*TASK STATEMENT*
Leave the pictures out and quote only the lines from the one with "Convert this screenshot" down to the end of the listing below.

*STORED ROWS*
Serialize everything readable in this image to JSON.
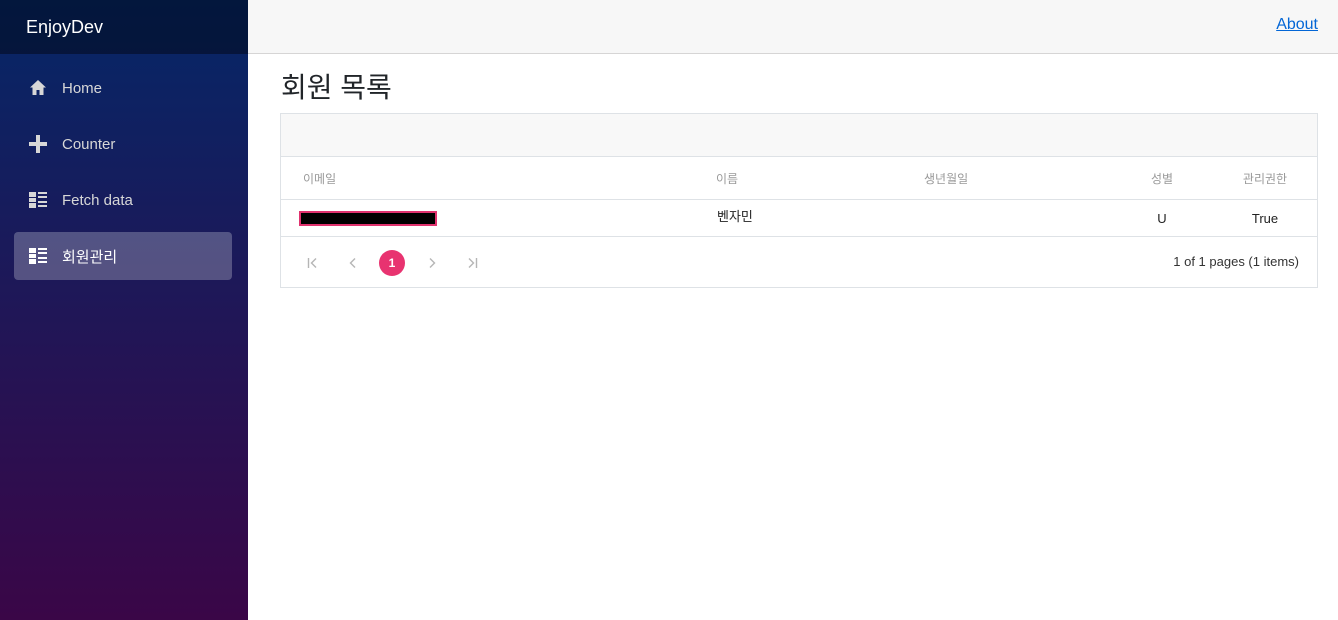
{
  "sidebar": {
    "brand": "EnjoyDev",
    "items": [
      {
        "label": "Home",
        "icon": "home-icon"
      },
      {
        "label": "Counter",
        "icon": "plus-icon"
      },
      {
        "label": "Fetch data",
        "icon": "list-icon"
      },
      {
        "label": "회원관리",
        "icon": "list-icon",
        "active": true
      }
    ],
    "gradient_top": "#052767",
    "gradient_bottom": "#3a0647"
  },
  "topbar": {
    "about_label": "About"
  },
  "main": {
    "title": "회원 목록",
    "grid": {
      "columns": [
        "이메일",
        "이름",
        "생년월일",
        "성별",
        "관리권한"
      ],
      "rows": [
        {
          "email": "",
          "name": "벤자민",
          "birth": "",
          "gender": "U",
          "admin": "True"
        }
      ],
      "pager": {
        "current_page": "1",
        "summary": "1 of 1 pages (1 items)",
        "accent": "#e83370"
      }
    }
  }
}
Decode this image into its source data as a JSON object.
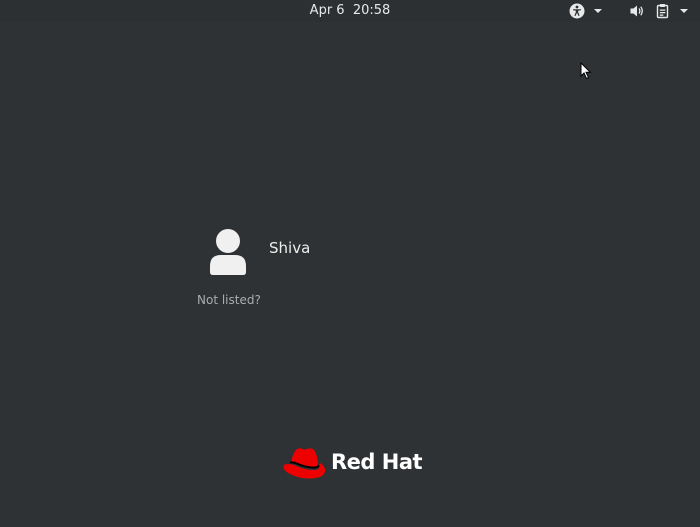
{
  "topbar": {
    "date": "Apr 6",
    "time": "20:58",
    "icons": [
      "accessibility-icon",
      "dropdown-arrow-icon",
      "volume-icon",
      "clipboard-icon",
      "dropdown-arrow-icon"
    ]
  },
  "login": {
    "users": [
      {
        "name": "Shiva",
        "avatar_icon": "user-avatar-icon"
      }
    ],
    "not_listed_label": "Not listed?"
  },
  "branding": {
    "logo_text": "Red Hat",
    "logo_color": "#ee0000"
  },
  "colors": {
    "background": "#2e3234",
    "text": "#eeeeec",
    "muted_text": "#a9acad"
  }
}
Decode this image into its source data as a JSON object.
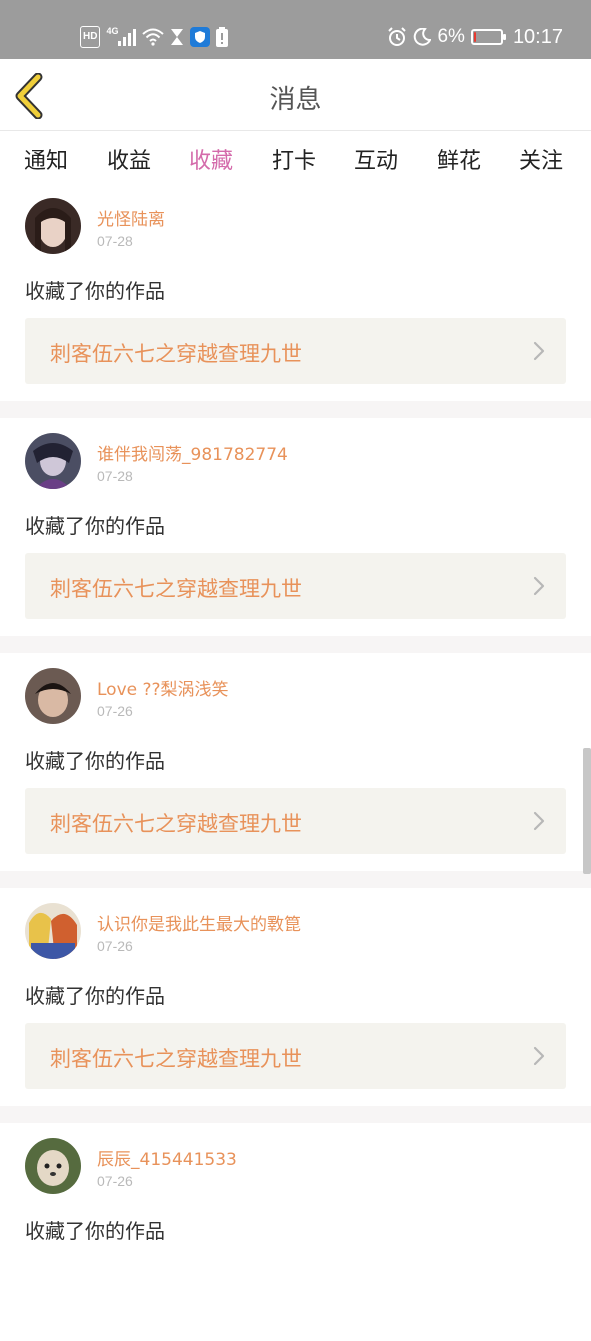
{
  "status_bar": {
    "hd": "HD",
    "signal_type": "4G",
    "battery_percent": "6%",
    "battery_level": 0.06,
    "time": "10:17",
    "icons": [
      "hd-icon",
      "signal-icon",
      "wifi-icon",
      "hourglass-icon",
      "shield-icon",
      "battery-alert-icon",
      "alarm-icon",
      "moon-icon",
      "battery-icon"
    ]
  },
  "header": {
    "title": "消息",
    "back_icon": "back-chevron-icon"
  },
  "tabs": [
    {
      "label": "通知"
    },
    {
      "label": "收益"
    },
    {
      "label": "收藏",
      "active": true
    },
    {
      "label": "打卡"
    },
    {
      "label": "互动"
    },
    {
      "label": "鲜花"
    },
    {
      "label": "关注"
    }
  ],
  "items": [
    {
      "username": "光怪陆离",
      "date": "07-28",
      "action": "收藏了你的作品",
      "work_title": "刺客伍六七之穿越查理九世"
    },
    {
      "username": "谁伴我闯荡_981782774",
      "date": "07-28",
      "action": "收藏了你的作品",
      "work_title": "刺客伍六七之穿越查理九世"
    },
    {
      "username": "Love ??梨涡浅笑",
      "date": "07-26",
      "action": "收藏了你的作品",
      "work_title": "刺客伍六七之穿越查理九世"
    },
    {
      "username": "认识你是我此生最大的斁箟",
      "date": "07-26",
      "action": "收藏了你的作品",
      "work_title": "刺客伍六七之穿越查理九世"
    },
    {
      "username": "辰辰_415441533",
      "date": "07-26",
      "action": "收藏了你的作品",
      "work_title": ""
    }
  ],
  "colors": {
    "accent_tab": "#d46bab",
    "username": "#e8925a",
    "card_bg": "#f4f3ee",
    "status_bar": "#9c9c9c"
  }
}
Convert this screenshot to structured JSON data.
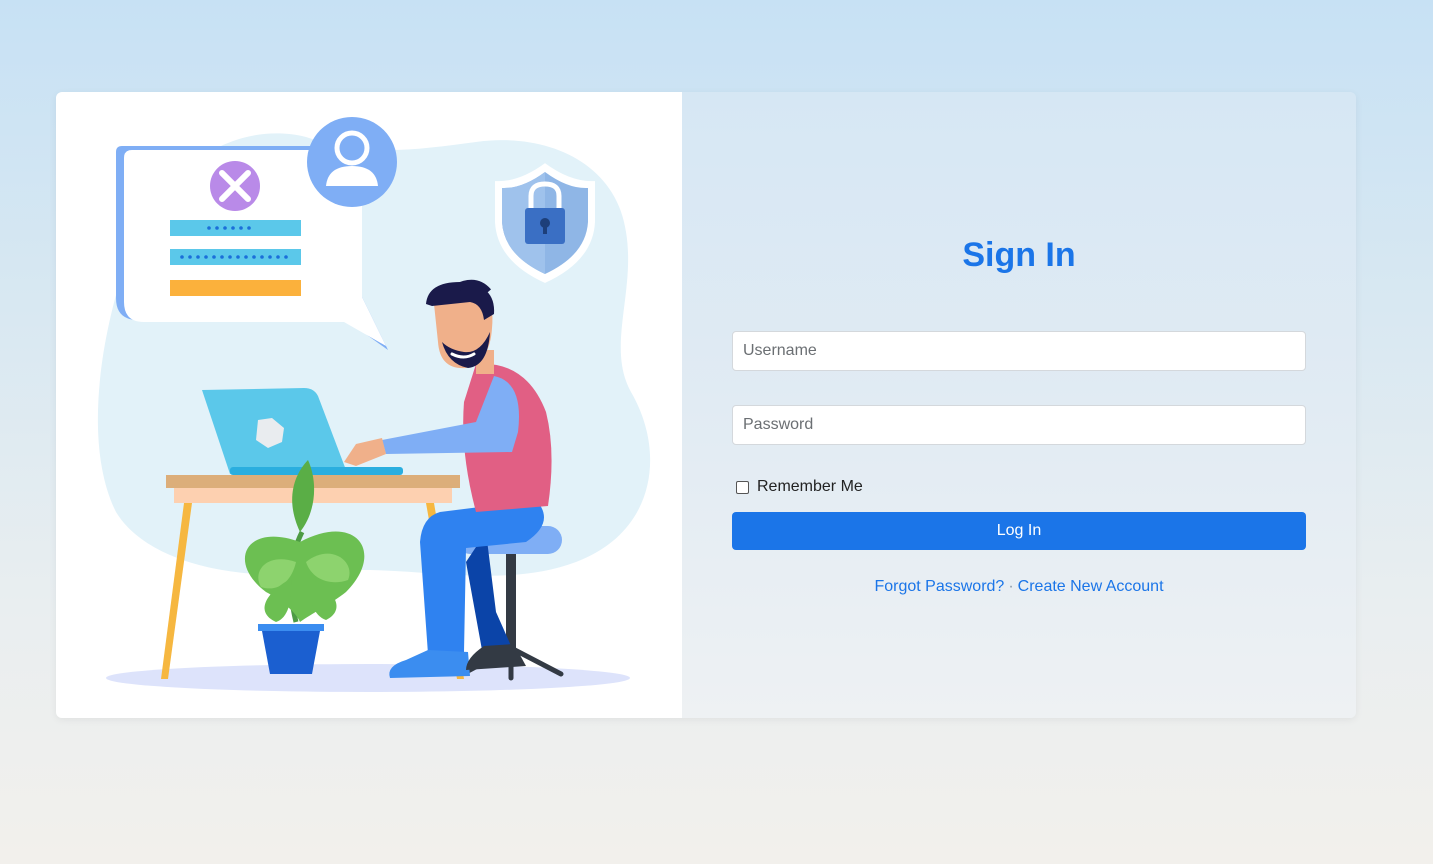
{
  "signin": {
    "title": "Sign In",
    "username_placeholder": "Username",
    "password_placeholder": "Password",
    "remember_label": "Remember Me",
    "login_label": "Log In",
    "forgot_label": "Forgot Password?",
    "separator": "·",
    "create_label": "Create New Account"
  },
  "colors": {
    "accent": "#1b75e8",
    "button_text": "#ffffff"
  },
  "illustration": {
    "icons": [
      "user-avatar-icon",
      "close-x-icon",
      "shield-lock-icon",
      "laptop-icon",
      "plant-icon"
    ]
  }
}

*SOLUTION TO THIS EXERCISE*
Convert this screenshot to structured JSON data.
{
  "signin": {
    "title": "Sign In",
    "username_placeholder": "Username",
    "password_placeholder": "Password",
    "remember_label": "Remember Me",
    "login_label": "Log In",
    "forgot_label": "Forgot Password?",
    "separator": "·",
    "create_label": "Create New Account"
  },
  "colors": {
    "accent": "#1b75e8",
    "button_text": "#ffffff"
  },
  "illustration": {
    "icons": [
      "user-avatar-icon",
      "close-x-icon",
      "shield-lock-icon",
      "laptop-icon",
      "plant-icon"
    ]
  }
}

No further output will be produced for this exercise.